## Quoted text
Hey, I don’t know why I am writing this here, but maybe some will relate. It’s not a cry for help, it’s not me feeling helpless and powerless anymore. After all, this is a game we all are tested in constantly. And I know it is working out for me. I allow it this time to take me where I am most scared of: towards my real power.
I might seem delusional. And maybe I am. But it’s the only way now. I refuse any other way. I am no longer repeating what all my ancestors kept repeating.
I recently completely outgrown the Netherlands.
What brought me there was mere survival and the illusion of love, distorted love. I have projected.
I felt called these days back to Spain. Didn’t fully understand why. But it has become extremely clear that the land called me to release what poisoned me. I am again sovereign in my own body. Really releasing the suffering, and transitioning to my highest timeline.
It’s not just words, it’s integration and embodiment. I am ready even though I am extremely scared, EXTREMELY SCARED.
Today, I received and email from the employer I am working for on the island (small isolated island in the Netherlands, how symbolic. Have been in the void there).

## Exercise set
1) In the post about outgrowing the Netherlands, which country does the writer feel called back to?
2) Copy the stretch of the post about outgrowing the Netherlands from "What brought me" through "the void there).".
3) Proceed with the post about outgrowing the Netherlands, picking up after its final sentence.
The lines after this post come from a separate source.

## Dataset

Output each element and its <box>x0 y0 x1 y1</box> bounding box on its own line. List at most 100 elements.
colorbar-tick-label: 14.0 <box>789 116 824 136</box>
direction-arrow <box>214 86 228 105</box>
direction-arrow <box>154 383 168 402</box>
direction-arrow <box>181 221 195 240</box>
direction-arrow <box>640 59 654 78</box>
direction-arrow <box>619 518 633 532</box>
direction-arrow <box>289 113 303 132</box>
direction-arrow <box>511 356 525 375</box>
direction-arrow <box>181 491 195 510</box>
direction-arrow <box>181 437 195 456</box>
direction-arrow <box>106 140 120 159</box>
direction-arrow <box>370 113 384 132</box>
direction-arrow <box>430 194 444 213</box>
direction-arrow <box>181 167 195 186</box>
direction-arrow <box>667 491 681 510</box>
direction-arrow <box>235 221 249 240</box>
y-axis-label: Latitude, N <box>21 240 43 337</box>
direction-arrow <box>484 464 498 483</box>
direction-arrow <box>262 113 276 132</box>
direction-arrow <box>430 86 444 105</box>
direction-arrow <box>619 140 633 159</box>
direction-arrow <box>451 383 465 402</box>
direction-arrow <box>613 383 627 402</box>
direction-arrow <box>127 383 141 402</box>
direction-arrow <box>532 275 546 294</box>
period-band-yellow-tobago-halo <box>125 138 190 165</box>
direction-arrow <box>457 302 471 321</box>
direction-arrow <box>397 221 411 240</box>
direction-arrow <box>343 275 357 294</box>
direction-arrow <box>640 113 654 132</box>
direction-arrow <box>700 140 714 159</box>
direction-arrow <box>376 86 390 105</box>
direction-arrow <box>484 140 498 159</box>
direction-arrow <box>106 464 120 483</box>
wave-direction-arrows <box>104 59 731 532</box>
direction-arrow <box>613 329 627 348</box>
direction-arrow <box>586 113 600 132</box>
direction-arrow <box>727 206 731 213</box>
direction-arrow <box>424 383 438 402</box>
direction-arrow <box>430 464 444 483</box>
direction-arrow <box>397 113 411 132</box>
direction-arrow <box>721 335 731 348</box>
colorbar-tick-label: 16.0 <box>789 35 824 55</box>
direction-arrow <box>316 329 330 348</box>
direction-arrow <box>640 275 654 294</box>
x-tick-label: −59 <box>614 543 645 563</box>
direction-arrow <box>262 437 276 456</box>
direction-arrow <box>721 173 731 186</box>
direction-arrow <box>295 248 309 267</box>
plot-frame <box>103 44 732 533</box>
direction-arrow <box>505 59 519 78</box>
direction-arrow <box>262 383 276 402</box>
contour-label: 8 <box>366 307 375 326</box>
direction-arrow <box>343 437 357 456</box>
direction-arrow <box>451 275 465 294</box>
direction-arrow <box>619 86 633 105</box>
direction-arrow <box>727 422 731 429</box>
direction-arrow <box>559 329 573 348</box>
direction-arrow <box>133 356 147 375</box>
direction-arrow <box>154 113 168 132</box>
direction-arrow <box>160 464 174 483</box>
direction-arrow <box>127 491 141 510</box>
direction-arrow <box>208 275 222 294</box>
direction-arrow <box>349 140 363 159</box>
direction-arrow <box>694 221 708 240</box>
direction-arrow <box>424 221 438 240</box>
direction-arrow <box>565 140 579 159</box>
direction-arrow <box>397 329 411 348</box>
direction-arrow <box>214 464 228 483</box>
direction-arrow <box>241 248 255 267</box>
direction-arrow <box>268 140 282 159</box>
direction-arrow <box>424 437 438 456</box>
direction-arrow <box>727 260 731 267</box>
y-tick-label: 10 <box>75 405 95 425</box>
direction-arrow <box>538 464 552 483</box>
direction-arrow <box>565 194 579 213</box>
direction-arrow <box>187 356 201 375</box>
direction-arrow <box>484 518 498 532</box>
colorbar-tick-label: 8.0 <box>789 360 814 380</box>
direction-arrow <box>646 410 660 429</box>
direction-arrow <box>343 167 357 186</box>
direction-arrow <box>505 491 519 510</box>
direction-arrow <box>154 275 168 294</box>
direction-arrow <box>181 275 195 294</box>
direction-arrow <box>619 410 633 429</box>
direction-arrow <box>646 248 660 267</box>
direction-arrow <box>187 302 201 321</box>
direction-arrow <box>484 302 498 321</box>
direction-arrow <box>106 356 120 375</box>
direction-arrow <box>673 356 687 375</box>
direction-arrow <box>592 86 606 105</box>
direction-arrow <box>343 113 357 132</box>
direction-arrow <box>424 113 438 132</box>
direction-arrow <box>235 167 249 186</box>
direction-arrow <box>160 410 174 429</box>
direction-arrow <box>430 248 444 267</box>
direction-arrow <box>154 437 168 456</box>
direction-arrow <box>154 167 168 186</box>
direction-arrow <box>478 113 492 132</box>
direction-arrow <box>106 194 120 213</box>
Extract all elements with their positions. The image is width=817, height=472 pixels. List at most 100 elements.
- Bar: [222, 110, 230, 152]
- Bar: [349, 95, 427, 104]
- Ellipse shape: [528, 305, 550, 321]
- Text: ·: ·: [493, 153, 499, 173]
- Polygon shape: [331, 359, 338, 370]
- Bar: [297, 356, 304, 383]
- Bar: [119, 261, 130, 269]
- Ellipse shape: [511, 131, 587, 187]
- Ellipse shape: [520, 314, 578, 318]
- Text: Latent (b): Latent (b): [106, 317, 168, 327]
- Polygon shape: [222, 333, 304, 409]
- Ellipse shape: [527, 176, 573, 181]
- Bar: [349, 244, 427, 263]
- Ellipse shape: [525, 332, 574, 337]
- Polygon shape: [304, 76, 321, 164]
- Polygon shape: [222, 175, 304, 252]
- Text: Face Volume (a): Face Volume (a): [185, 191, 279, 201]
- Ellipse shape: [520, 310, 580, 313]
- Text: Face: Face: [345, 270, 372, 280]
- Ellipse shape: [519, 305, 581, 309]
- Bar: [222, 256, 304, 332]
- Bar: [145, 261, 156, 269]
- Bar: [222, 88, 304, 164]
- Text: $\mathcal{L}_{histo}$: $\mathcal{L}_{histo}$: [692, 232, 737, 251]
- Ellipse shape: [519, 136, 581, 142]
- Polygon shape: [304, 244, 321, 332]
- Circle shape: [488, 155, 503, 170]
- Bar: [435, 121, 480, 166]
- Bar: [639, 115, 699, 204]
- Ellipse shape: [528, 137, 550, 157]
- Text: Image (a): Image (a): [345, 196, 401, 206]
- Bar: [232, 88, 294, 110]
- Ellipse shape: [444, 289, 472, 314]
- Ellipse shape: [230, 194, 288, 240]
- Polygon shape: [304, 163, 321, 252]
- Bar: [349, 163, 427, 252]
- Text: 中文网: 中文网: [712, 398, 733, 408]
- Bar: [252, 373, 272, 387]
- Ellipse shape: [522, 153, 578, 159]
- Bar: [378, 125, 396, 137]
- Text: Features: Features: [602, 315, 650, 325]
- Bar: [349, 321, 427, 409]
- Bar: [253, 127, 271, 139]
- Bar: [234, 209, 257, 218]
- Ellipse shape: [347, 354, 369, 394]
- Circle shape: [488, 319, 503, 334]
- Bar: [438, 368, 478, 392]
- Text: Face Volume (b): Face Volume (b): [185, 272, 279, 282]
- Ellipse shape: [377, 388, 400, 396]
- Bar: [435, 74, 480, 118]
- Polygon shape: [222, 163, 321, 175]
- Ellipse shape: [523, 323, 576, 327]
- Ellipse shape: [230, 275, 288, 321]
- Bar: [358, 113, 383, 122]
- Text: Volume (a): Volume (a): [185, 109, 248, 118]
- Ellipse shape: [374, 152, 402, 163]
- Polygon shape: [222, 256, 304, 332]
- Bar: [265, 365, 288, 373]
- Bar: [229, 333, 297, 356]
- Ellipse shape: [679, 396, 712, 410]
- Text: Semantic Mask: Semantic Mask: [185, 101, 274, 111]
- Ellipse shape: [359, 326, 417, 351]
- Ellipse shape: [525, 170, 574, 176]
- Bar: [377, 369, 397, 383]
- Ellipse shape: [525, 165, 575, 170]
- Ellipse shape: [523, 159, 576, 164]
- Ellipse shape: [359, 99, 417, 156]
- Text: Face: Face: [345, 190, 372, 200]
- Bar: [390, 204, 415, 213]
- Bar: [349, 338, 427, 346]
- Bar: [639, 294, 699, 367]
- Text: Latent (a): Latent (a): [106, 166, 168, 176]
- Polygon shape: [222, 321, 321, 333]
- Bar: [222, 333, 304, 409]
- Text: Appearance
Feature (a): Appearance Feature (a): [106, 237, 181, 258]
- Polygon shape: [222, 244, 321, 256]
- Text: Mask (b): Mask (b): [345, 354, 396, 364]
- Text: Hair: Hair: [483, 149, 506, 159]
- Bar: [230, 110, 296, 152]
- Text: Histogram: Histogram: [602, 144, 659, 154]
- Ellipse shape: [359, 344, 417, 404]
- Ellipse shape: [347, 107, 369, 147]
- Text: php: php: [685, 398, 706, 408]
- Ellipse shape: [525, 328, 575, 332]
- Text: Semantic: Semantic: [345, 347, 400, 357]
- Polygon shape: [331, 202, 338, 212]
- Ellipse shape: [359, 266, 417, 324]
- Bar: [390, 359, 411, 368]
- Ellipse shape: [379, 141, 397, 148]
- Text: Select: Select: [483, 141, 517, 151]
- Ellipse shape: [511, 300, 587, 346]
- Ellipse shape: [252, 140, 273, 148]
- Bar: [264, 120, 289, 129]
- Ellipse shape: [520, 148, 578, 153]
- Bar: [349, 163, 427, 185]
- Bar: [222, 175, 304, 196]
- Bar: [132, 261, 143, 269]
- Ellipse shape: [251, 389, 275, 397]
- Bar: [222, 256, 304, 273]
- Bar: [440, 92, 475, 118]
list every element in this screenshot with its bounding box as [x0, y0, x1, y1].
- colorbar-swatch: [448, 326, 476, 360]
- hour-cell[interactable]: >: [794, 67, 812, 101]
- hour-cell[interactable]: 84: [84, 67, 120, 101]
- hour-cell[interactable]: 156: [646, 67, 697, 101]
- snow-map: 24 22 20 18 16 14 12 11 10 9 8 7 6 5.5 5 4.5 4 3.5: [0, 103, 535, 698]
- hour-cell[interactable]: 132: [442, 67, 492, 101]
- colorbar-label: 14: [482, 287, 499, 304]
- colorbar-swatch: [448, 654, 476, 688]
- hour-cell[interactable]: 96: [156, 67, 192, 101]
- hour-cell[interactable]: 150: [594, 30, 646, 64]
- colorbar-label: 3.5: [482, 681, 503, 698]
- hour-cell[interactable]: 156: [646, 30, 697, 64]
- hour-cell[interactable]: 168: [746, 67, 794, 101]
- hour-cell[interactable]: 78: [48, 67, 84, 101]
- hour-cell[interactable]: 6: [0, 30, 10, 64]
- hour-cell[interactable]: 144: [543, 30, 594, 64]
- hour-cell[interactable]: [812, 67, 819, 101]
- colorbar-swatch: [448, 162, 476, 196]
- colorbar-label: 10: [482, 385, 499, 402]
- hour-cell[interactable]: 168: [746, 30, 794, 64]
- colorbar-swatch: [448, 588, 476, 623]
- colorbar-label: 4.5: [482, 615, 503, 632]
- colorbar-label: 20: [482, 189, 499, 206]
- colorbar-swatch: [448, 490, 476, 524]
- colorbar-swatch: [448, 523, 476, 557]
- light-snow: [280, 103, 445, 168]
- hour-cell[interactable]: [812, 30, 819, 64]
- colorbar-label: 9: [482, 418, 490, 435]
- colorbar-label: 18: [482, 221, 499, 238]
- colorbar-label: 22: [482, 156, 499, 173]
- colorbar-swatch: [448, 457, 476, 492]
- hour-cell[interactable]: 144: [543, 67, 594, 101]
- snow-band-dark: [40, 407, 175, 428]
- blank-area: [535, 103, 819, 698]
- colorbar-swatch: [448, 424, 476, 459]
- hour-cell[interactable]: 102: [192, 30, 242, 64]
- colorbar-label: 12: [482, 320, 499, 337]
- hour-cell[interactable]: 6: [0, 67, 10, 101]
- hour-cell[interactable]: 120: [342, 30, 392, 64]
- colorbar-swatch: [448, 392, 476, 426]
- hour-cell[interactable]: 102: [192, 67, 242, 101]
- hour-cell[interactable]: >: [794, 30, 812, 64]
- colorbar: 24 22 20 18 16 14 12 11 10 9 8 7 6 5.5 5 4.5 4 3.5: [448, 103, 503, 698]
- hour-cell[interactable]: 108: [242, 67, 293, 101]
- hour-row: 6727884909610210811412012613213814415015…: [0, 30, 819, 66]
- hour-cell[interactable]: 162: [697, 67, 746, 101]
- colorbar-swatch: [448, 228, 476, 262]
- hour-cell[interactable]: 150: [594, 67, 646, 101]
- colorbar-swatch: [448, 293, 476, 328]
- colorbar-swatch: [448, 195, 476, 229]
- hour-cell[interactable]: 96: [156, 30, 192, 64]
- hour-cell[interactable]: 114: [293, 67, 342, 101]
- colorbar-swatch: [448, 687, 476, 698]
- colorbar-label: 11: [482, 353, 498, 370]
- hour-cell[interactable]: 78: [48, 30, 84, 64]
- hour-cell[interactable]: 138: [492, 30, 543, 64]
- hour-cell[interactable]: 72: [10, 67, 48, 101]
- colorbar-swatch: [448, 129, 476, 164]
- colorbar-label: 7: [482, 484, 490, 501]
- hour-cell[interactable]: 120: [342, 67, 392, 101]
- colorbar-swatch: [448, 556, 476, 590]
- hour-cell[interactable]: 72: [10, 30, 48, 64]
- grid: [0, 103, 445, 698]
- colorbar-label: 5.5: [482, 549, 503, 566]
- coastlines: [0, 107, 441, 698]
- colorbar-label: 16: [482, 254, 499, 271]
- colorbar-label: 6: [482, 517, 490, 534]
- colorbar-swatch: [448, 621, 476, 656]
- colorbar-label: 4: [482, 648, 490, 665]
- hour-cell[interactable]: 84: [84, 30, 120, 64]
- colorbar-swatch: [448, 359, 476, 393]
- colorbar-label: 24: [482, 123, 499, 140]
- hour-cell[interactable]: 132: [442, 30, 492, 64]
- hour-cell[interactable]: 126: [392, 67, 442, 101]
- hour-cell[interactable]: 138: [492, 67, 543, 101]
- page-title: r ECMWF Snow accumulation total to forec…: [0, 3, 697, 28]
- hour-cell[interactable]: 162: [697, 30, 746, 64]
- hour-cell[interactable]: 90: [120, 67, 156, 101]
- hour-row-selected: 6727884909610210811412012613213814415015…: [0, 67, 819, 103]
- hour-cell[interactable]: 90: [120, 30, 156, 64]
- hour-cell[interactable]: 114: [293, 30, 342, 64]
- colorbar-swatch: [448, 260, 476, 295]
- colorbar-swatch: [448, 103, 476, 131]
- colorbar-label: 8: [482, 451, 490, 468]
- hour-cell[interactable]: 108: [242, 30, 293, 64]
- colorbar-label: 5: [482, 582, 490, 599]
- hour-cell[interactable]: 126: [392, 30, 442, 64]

## Expected responses
1) Spain.

2)
What brought me there was mere survival and the illusion of love, distorted love. I have projected.
I felt called these days back to Spain. Didn’t fully understand why. But it has become extremely clear that the land called me to release what poisoned me. I am again sovereign in my own body. Really releasing the suffering, and transitioning to my highest timeline.
It’s not just words, it’s integration and embodiment. I am ready even though I am extremely scared, EXTREMELY SCARED.
Today, I received and email from the employer I am working for on the island (small isolated island in the Netherlands, how symbolic. Have been in the void there).

3)
They fired me and others through email. They fired me, even though I am on so-called holiday, even though they reassured me before that there will be work for me during winter too.
They want to save money, it’s a long story, they don’t care about the employees. I didn’t even get my last month’s tips :)) It’s a very heavy place to work in, energetically. Negativity, addiction, chaotic overall.
And it’s symbolic that I ended up there, after ending a relationship before I even allowed it to evolve. I chose instability again over stability at the cost of losing myself and ditch God’s highest plan for me.
Then the workplace I chose under pressure was like a test: is this what you want? Is this what love is to you? Because my idea of love and home has been distorted in general, I was born in chaos after all.
So even if consciously I would crave pure love, real friendships, true home - my deep subconscious beliefs and attachments would attract the opposite, over and over again.
And it has been my superpower and greatest honour to navigate all that, to love more deeply, to have even more compassion. But it also unraveled many aspects of my shadow that I maybe didn’t wanna admit were there, that it was me all along creating that reality for myself. I created purpose in it. I will cherish it forever. But I no longer want to give at the cost of my energy, my health, my peace, my desires.
Plus, I have been hating the place since I started. And all I was thinking about was leaving it, but not so soon!
I wanted to have a clear plan first.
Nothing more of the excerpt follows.